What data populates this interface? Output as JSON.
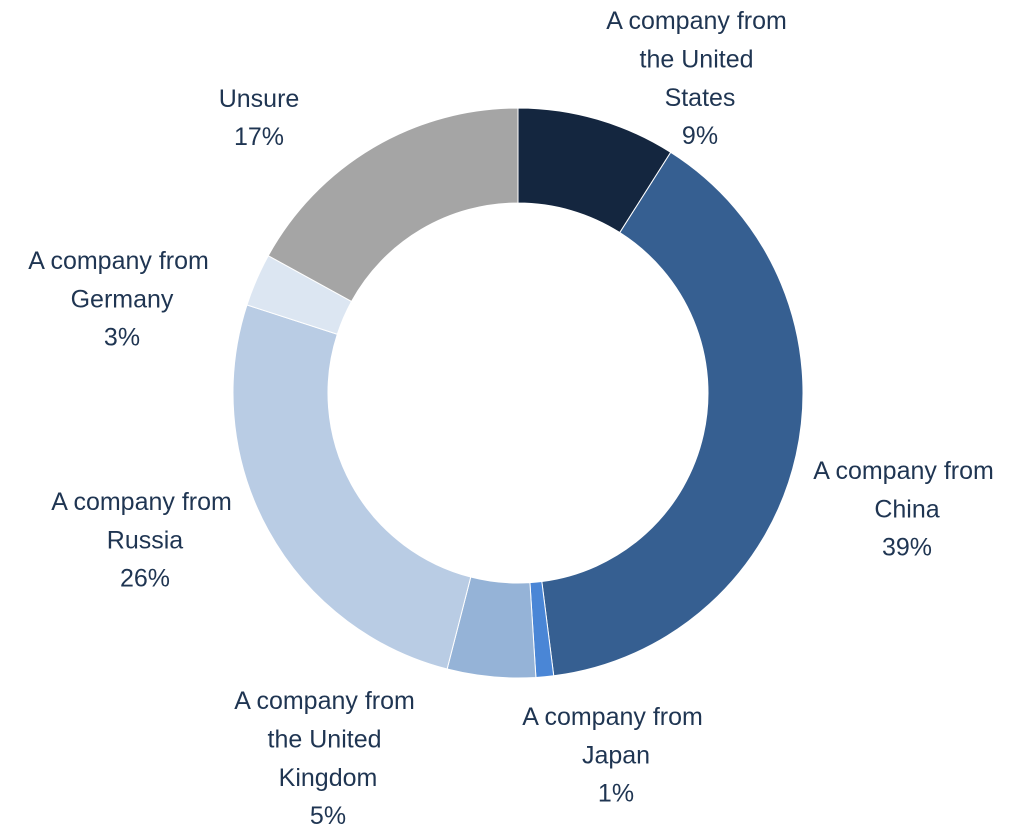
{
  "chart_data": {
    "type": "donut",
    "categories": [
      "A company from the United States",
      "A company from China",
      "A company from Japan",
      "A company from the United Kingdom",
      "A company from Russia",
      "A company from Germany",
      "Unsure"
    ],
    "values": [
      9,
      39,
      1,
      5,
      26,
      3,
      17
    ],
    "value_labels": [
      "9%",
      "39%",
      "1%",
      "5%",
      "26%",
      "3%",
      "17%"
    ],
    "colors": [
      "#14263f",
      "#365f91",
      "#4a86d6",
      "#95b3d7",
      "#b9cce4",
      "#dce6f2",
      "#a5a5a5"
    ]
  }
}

== TASK GOAL ==
Each line of the material must be retyped exactly, except that images are omitted.

== RESULT OF THIS EXERCISE ==
What data populates this interface? Output as JSON.
{
  "chart_data": {
    "type": "donut",
    "categories": [
      "A company from the United States",
      "A company from China",
      "A company from Japan",
      "A company from the United Kingdom",
      "A company from Russia",
      "A company from Germany",
      "Unsure"
    ],
    "values": [
      9,
      39,
      1,
      5,
      26,
      3,
      17
    ],
    "value_labels": [
      "9%",
      "39%",
      "1%",
      "5%",
      "26%",
      "3%",
      "17%"
    ],
    "colors": [
      "#14263f",
      "#365f91",
      "#4a86d6",
      "#95b3d7",
      "#b9cce4",
      "#dce6f2",
      "#a5a5a5"
    ]
  }
}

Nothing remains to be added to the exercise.